▶ **Work to complete**
Exclude all pictures, then copy each of the records exactly as written.

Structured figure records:

_____

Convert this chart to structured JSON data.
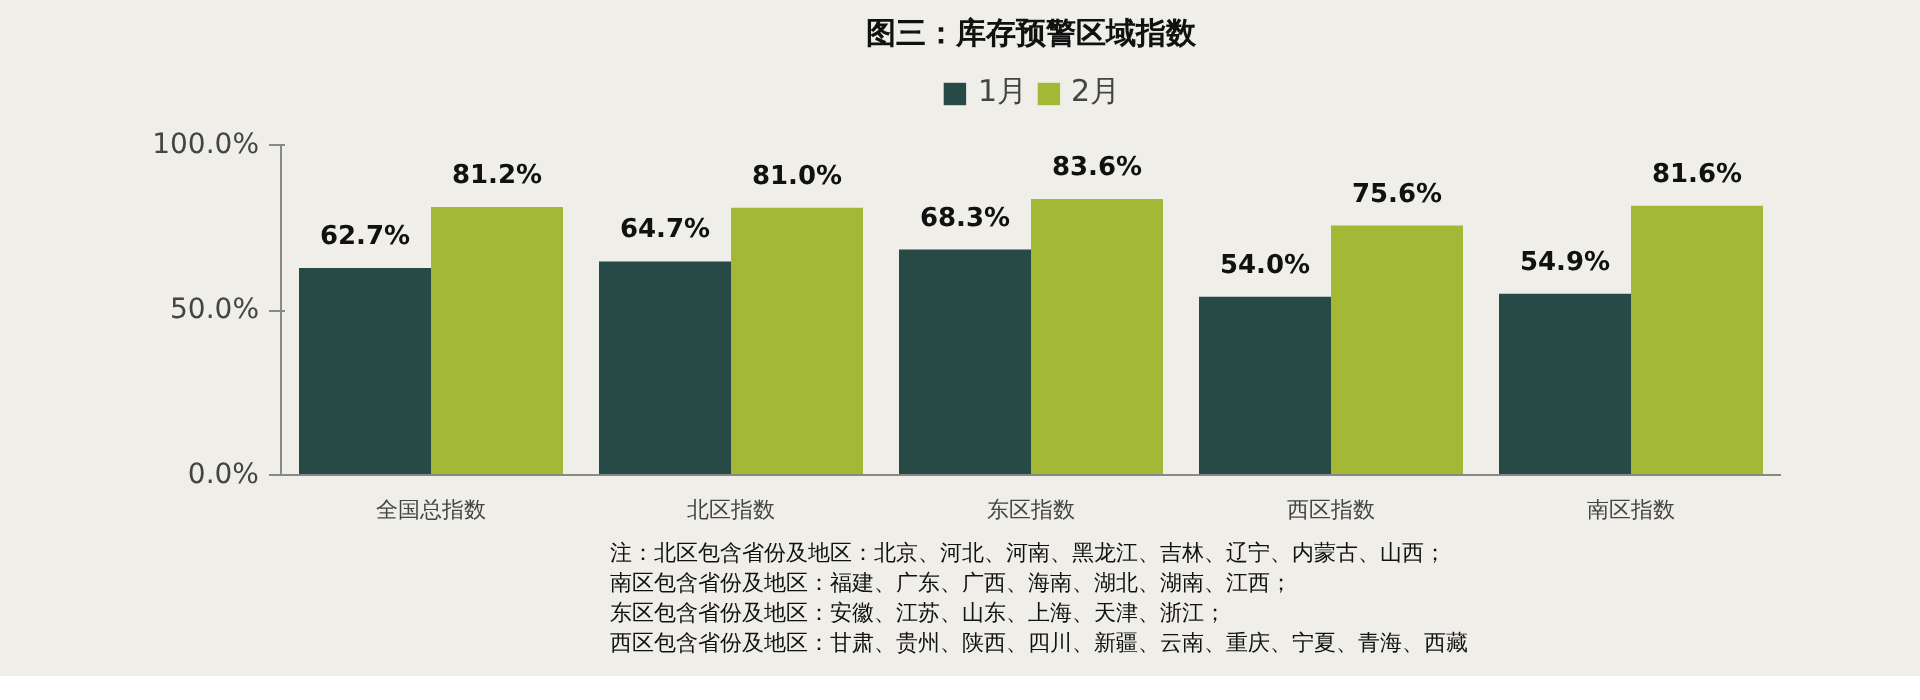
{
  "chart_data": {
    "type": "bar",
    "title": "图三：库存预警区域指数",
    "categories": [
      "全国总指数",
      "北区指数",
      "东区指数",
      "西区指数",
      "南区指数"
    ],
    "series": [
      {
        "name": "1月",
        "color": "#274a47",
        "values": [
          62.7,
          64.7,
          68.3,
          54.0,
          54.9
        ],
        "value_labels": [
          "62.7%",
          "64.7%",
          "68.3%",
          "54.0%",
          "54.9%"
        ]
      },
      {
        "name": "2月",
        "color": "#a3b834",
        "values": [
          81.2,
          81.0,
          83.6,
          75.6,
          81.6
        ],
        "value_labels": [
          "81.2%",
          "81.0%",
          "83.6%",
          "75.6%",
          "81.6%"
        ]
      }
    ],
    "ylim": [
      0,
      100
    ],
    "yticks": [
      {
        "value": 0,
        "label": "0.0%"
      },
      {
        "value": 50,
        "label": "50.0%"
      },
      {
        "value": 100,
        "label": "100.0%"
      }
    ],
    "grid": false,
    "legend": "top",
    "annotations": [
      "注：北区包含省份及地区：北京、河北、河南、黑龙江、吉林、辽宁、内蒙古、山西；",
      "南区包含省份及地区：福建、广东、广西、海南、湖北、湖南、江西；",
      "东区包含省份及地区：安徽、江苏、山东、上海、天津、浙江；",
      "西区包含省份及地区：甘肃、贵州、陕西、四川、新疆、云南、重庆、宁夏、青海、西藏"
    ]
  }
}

_____

▶ **Expected answer**
Convert this chart to structured JSON data.
{
  "chart_data": {
    "type": "bar",
    "title": "图三：库存预警区域指数",
    "categories": [
      "全国总指数",
      "北区指数",
      "东区指数",
      "西区指数",
      "南区指数"
    ],
    "series": [
      {
        "name": "1月",
        "color": "#274a47",
        "values": [
          62.7,
          64.7,
          68.3,
          54.0,
          54.9
        ],
        "value_labels": [
          "62.7%",
          "64.7%",
          "68.3%",
          "54.0%",
          "54.9%"
        ]
      },
      {
        "name": "2月",
        "color": "#a3b834",
        "values": [
          81.2,
          81.0,
          83.6,
          75.6,
          81.6
        ],
        "value_labels": [
          "81.2%",
          "81.0%",
          "83.6%",
          "75.6%",
          "81.6%"
        ]
      }
    ],
    "ylim": [
      0,
      100
    ],
    "yticks": [
      {
        "value": 0,
        "label": "0.0%"
      },
      {
        "value": 50,
        "label": "50.0%"
      },
      {
        "value": 100,
        "label": "100.0%"
      }
    ],
    "grid": false,
    "legend": "top",
    "annotations": [
      "注：北区包含省份及地区：北京、河北、河南、黑龙江、吉林、辽宁、内蒙古、山西；",
      "南区包含省份及地区：福建、广东、广西、海南、湖北、湖南、江西；",
      "东区包含省份及地区：安徽、江苏、山东、上海、天津、浙江；",
      "西区包含省份及地区：甘肃、贵州、陕西、四川、新疆、云南、重庆、宁夏、青海、西藏"
    ]
  }
}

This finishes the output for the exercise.